Material for the task:

****************

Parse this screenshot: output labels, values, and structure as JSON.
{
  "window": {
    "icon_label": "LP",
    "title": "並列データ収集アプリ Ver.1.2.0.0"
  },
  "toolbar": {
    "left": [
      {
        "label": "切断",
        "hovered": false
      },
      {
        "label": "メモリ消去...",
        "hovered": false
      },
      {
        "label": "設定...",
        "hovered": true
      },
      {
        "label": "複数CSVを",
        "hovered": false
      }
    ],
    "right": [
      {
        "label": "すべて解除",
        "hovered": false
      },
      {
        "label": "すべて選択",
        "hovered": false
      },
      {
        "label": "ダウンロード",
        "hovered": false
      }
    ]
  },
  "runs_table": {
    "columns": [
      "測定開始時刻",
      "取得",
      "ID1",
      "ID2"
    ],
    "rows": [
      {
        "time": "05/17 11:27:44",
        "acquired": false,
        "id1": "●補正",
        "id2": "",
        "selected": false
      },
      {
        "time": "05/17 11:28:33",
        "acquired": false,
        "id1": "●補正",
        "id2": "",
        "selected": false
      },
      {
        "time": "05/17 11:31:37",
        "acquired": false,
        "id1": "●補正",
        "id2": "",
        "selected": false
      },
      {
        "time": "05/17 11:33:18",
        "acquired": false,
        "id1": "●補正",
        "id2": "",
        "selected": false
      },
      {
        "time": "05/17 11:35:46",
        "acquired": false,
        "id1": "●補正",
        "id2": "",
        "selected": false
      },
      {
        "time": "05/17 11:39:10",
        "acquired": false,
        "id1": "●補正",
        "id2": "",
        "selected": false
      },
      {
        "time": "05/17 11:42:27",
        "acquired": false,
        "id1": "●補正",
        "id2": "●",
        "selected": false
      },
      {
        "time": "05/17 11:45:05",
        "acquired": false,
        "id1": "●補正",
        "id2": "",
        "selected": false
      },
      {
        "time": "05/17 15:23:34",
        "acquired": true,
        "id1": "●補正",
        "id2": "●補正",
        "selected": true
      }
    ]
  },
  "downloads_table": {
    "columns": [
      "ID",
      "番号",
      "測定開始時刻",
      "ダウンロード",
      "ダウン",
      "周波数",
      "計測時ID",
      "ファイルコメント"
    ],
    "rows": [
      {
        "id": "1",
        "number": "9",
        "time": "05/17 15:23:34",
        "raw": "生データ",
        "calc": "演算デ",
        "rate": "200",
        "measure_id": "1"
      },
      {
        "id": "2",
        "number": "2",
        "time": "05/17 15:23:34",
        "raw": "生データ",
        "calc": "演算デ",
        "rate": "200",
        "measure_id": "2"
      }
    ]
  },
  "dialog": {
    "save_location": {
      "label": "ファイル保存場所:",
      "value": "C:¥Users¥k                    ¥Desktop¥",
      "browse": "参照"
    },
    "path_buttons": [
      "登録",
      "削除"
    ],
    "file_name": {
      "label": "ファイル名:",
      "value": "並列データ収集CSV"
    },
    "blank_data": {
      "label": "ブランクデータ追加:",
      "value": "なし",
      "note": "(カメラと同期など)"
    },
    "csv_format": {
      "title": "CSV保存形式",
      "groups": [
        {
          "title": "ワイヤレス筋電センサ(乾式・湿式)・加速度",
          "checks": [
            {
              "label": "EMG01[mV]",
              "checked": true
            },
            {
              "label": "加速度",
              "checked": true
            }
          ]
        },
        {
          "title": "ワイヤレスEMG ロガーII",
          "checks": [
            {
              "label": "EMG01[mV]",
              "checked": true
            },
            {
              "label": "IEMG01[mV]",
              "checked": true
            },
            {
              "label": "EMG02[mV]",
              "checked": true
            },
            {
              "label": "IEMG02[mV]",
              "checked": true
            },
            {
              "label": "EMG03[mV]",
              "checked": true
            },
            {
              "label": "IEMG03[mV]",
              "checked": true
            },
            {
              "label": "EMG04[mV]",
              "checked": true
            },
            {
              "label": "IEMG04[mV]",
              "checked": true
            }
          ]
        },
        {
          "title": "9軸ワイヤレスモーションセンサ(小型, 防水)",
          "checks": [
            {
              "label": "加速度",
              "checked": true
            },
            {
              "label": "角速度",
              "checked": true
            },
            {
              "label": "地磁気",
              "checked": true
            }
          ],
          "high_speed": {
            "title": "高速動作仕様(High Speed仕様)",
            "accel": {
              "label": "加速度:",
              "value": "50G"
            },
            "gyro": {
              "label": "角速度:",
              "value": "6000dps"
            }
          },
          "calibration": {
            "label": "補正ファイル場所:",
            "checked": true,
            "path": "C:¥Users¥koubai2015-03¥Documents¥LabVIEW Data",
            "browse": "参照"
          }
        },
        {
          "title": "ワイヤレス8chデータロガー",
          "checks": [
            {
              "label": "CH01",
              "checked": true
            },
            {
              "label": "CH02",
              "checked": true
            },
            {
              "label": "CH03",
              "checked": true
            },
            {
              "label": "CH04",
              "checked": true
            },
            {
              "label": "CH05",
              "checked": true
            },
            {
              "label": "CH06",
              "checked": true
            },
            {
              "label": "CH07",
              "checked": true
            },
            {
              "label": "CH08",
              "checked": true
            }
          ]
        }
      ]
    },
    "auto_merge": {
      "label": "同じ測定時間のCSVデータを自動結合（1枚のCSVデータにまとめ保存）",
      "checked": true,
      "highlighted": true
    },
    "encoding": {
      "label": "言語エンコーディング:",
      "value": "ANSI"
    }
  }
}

****************

Objective:
Repeat every entry word for word.

Task answer:
Parse this screenshot: output labels, values, and structure as JSON.
{
  "window": {
    "icon_label": "LP",
    "title": "並列データ収集アプリ Ver.1.2.0.0"
  },
  "toolbar": {
    "left": [
      {
        "label": "切断",
        "hovered": false
      },
      {
        "label": "メモリ消去...",
        "hovered": false
      },
      {
        "label": "設定...",
        "hovered": true
      },
      {
        "label": "複数CSVを",
        "hovered": false
      }
    ],
    "right": [
      {
        "label": "すべて解除",
        "hovered": false
      },
      {
        "label": "すべて選択",
        "hovered": false
      },
      {
        "label": "ダウンロード",
        "hovered": false
      }
    ]
  },
  "runs_table": {
    "columns": [
      "測定開始時刻",
      "取得",
      "ID1",
      "ID2"
    ],
    "rows": [
      {
        "time": "05/17 11:27:44",
        "acquired": false,
        "id1": "●補正",
        "id2": "",
        "selected": false
      },
      {
        "time": "05/17 11:28:33",
        "acquired": false,
        "id1": "●補正",
        "id2": "",
        "selected": false
      },
      {
        "time": "05/17 11:31:37",
        "acquired": false,
        "id1": "●補正",
        "id2": "",
        "selected": false
      },
      {
        "time": "05/17 11:33:18",
        "acquired": false,
        "id1": "●補正",
        "id2": "",
        "selected": false
      },
      {
        "time": "05/17 11:35:46",
        "acquired": false,
        "id1": "●補正",
        "id2": "",
        "selected": false
      },
      {
        "time": "05/17 11:39:10",
        "acquired": false,
        "id1": "●補正",
        "id2": "",
        "selected": false
      },
      {
        "time": "05/17 11:42:27",
        "acquired": false,
        "id1": "●補正",
        "id2": "●",
        "selected": false
      },
      {
        "time": "05/17 11:45:05",
        "acquired": false,
        "id1": "●補正",
        "id2": "",
        "selected": false
      },
      {
        "time": "05/17 15:23:34",
        "acquired": true,
        "id1": "●補正",
        "id2": "●補正",
        "selected": true
      }
    ]
  },
  "downloads_table": {
    "columns": [
      "ID",
      "番号",
      "測定開始時刻",
      "ダウンロード",
      "ダウン",
      "周波数",
      "計測時ID",
      "ファイルコメント"
    ],
    "rows": [
      {
        "id": "1",
        "number": "9",
        "time": "05/17 15:23:34",
        "raw": "生データ",
        "calc": "演算デ",
        "rate": "200",
        "measure_id": "1"
      },
      {
        "id": "2",
        "number": "2",
        "time": "05/17 15:23:34",
        "raw": "生データ",
        "calc": "演算デ",
        "rate": "200",
        "measure_id": "2"
      }
    ]
  },
  "dialog": {
    "save_location": {
      "label": "ファイル保存場所:",
      "value": "C:¥Users¥k                    ¥Desktop¥",
      "browse": "参照"
    },
    "path_buttons": [
      "登録",
      "削除"
    ],
    "file_name": {
      "label": "ファイル名:",
      "value": "並列データ収集CSV"
    },
    "blank_data": {
      "label": "ブランクデータ追加:",
      "value": "なし",
      "note": "(カメラと同期など)"
    },
    "csv_format": {
      "title": "CSV保存形式",
      "groups": [
        {
          "title": "ワイヤレス筋電センサ(乾式・湿式)・加速度",
          "checks": [
            {
              "label": "EMG01[mV]",
              "checked": true
            },
            {
              "label": "加速度",
              "checked": true
            }
          ]
        },
        {
          "title": "ワイヤレスEMG ロガーII",
          "checks": [
            {
              "label": "EMG01[mV]",
              "checked": true
            },
            {
              "label": "IEMG01[mV]",
              "checked": true
            },
            {
              "label": "EMG02[mV]",
              "checked": true
            },
            {
              "label": "IEMG02[mV]",
              "checked": true
            },
            {
              "label": "EMG03[mV]",
              "checked": true
            },
            {
              "label": "IEMG03[mV]",
              "checked": true
            },
            {
              "label": "EMG04[mV]",
              "checked": true
            },
            {
              "label": "IEMG04[mV]",
              "checked": true
            }
          ]
        },
        {
          "title": "9軸ワイヤレスモーションセンサ(小型, 防水)",
          "checks": [
            {
              "label": "加速度",
              "checked": true
            },
            {
              "label": "角速度",
              "checked": true
            },
            {
              "label": "地磁気",
              "checked": true
            }
          ],
          "high_speed": {
            "title": "高速動作仕様(High Speed仕様)",
            "accel": {
              "label": "加速度:",
              "value": "50G"
            },
            "gyro": {
              "label": "角速度:",
              "value": "6000dps"
            }
          },
          "calibration": {
            "label": "補正ファイル場所:",
            "checked": true,
            "path": "C:¥Users¥koubai2015-03¥Documents¥LabVIEW Data",
            "browse": "参照"
          }
        },
        {
          "title": "ワイヤレス8chデータロガー",
          "checks": [
            {
              "label": "CH01",
              "checked": true
            },
            {
              "label": "CH02",
              "checked": true
            },
            {
              "label": "CH03",
              "checked": true
            },
            {
              "label": "CH04",
              "checked": true
            },
            {
              "label": "CH05",
              "checked": true
            },
            {
              "label": "CH06",
              "checked": true
            },
            {
              "label": "CH07",
              "checked": true
            },
            {
              "label": "CH08",
              "checked": true
            }
          ]
        }
      ]
    },
    "auto_merge": {
      "label": "同じ測定時間のCSVデータを自動結合（1枚のCSVデータにまとめ保存）",
      "checked": true,
      "highlighted": true
    },
    "encoding": {
      "label": "言語エンコーディング:",
      "value": "ANSI"
    }
  }
}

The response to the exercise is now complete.